# The task:
Report every line below that holds the word "from".

# Working data:
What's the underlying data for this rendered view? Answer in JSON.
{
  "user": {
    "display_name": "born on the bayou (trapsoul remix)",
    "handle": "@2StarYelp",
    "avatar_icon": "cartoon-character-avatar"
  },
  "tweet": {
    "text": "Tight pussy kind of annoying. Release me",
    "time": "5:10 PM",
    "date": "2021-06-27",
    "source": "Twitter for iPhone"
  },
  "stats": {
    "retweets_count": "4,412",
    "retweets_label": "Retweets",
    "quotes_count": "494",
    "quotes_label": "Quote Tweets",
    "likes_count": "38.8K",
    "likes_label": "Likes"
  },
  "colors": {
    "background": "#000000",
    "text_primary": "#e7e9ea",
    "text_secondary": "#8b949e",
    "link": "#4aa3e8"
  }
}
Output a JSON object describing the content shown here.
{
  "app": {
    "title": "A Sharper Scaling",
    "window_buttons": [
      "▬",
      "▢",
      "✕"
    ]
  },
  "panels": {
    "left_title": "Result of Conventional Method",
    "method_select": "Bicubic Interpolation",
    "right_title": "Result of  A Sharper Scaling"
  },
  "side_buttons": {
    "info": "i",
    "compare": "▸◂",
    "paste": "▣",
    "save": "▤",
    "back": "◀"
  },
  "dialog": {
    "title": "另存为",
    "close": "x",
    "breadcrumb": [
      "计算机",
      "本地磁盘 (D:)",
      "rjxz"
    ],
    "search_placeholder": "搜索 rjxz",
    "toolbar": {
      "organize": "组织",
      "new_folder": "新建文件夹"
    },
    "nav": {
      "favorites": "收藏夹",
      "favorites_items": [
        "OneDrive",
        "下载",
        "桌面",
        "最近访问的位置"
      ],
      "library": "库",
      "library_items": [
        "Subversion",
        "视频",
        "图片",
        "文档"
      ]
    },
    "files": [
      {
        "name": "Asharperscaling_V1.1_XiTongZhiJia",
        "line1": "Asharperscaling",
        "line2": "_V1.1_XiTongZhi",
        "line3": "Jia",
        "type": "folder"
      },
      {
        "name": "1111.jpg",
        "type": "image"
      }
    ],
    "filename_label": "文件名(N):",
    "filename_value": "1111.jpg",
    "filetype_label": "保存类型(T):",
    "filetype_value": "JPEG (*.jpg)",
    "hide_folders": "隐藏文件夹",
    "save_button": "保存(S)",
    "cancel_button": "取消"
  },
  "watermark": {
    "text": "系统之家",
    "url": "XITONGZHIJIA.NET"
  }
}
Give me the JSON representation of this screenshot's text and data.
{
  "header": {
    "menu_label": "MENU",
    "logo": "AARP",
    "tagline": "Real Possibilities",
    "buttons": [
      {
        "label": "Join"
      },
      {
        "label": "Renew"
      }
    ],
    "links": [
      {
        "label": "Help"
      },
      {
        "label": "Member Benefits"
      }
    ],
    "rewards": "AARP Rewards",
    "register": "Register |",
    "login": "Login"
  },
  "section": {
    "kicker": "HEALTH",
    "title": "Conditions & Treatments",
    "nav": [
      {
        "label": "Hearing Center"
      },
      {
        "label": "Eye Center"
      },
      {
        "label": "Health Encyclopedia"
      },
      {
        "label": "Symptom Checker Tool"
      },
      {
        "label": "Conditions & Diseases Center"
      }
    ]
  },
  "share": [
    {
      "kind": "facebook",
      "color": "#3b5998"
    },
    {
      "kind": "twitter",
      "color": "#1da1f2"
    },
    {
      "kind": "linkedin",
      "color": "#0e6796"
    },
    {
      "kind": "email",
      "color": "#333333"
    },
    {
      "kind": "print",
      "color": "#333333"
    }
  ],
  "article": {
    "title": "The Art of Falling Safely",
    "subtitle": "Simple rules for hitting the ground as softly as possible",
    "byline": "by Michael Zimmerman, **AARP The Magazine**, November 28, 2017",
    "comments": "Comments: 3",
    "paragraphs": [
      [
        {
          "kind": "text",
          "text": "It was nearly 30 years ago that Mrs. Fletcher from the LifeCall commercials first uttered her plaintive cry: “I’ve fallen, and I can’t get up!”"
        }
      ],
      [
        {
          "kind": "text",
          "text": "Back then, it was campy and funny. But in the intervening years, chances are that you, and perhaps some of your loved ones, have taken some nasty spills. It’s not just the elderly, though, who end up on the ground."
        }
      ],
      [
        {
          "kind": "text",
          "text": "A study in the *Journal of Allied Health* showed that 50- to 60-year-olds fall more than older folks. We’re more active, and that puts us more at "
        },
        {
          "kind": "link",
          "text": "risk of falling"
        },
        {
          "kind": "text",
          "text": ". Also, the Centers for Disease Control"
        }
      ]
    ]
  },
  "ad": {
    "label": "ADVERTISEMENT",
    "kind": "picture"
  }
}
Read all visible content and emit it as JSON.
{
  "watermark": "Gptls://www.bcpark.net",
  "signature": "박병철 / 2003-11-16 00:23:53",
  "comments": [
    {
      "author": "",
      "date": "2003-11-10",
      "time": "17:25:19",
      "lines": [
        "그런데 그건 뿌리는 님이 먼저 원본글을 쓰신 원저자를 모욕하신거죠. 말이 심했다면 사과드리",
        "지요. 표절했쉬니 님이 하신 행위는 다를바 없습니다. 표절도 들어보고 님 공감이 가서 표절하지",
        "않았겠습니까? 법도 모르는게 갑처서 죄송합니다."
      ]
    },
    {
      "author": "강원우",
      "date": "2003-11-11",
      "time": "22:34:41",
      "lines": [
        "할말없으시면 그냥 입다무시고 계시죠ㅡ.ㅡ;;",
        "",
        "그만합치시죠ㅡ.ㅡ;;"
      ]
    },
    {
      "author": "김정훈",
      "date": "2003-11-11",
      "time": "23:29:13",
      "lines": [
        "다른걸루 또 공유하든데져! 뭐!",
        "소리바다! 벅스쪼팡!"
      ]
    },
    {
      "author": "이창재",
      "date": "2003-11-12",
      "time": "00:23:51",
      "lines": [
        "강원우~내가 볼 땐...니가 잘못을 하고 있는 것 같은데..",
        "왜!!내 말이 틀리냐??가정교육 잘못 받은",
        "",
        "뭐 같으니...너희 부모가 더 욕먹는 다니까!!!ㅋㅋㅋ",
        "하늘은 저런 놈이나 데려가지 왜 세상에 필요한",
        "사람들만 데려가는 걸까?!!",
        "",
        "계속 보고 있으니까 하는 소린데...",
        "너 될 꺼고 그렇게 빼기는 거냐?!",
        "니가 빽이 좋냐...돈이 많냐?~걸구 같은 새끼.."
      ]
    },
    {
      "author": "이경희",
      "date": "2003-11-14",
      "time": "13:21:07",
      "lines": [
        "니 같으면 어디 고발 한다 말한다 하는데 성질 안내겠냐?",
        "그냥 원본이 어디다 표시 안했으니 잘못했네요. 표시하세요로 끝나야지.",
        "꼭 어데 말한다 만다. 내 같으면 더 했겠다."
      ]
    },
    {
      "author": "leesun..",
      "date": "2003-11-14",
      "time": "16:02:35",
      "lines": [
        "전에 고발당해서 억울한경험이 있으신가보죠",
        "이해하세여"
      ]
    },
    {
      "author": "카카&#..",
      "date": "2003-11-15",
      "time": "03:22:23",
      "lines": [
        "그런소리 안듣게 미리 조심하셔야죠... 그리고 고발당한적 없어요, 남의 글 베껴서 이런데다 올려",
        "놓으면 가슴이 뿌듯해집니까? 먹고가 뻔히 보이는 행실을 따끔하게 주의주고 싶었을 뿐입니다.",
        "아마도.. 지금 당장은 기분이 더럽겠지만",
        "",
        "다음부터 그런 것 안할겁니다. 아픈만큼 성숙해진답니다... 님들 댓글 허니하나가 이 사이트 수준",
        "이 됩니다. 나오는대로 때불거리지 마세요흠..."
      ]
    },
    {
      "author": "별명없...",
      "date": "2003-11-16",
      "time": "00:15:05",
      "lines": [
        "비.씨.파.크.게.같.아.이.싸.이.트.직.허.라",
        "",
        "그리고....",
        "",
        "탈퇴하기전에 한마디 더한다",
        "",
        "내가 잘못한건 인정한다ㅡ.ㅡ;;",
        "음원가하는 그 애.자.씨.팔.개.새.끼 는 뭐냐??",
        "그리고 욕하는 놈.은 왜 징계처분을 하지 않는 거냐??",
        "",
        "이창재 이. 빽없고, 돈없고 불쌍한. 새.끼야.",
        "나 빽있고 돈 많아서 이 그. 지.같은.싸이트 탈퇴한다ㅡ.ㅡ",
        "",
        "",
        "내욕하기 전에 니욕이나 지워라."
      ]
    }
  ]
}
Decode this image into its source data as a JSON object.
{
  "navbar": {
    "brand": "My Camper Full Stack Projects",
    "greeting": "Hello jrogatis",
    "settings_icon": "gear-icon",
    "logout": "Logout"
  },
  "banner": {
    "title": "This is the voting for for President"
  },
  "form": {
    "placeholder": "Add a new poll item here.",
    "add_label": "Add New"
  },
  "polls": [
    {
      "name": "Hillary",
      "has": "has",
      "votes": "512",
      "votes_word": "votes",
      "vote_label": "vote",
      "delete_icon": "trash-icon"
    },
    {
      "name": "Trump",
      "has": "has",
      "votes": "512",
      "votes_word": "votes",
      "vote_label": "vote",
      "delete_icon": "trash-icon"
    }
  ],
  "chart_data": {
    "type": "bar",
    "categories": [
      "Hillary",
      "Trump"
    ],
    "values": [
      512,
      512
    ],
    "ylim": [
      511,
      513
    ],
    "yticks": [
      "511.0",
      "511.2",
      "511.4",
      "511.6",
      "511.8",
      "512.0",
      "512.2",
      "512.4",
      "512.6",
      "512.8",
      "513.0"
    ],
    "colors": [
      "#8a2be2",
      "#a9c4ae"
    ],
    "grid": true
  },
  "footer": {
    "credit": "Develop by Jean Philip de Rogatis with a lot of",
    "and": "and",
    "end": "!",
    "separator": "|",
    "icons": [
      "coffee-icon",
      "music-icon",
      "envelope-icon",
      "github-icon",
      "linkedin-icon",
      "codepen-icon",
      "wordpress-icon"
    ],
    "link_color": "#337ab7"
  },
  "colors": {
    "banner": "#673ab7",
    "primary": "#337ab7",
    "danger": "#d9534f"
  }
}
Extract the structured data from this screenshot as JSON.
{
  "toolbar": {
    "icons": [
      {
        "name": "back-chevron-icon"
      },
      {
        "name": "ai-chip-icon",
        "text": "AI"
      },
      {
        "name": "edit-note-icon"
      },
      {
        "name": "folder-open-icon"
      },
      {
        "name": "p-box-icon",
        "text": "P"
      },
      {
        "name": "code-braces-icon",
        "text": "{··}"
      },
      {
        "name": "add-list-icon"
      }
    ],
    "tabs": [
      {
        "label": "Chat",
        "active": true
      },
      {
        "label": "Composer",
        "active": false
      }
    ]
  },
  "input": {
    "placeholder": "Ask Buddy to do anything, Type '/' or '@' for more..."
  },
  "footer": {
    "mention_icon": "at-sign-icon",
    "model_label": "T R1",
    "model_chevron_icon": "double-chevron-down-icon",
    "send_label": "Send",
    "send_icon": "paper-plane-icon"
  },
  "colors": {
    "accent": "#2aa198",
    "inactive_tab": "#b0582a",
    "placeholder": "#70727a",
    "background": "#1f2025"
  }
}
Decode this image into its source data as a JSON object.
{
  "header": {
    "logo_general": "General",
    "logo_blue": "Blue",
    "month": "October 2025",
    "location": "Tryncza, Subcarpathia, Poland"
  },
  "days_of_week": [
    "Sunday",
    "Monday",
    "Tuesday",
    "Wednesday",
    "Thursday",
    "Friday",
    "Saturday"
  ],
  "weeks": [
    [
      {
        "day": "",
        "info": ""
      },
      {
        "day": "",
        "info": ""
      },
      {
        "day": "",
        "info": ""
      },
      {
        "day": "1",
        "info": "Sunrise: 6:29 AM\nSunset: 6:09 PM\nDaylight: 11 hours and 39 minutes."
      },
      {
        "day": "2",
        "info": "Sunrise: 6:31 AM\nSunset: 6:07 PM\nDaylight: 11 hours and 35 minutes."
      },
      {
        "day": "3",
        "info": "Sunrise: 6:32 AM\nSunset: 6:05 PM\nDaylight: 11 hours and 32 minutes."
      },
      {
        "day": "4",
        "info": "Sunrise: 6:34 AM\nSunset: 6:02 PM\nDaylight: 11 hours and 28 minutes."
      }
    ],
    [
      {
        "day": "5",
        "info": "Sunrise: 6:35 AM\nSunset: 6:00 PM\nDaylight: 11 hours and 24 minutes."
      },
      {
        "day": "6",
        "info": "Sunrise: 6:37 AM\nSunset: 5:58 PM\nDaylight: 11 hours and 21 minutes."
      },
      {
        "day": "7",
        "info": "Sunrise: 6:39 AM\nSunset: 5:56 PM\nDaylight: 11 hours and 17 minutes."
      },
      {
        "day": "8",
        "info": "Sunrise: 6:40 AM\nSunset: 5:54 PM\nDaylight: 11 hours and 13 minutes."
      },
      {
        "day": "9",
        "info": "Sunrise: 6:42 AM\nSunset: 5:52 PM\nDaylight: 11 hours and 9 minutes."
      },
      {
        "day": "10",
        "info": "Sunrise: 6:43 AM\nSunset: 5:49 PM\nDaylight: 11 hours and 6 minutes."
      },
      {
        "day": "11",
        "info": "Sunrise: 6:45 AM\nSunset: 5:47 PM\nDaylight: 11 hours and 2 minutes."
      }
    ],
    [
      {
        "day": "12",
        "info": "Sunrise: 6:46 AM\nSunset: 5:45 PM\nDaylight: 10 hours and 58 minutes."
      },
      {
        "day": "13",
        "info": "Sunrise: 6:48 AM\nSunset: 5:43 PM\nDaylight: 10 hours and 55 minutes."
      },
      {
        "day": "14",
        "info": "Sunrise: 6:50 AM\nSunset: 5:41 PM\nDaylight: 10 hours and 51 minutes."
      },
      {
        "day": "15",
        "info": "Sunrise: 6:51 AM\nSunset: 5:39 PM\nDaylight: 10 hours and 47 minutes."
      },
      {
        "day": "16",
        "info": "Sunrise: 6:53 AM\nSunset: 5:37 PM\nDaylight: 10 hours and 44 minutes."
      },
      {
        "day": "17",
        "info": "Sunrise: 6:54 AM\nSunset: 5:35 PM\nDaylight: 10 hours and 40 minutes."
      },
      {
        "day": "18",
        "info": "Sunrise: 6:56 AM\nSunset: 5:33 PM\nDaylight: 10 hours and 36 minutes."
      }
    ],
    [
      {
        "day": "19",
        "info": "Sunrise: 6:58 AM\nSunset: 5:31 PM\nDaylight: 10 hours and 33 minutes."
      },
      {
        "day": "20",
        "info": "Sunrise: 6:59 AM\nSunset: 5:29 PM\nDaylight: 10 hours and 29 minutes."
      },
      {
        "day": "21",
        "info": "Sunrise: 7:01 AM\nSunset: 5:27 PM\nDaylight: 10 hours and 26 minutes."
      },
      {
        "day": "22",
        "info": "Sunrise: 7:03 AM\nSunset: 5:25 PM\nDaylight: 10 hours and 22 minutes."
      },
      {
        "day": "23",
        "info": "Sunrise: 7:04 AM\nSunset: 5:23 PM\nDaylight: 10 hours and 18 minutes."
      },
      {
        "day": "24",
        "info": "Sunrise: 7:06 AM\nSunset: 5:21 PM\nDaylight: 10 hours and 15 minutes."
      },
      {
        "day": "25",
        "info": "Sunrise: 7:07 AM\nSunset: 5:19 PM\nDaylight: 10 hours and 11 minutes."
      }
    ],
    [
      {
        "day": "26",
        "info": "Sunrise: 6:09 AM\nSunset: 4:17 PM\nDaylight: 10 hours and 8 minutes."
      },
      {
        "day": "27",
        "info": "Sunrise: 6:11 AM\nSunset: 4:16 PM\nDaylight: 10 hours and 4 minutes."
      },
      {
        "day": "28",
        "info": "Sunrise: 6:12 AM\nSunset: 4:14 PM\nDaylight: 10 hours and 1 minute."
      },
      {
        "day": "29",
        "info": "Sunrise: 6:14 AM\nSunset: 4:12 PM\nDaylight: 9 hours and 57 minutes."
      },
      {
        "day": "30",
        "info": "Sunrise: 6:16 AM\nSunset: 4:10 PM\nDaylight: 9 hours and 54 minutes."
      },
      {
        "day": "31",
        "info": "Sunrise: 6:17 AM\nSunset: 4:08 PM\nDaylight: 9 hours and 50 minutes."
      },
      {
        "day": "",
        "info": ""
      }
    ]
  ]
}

# Output for this exercise:
          "text": "It was nearly 30 years ago that Mrs. Fletcher from the LifeCall commercials first uttered her plaintive cry: “I’ve fallen, and I can’t get up!”"
Extract the structured data from this screenshot as JSON.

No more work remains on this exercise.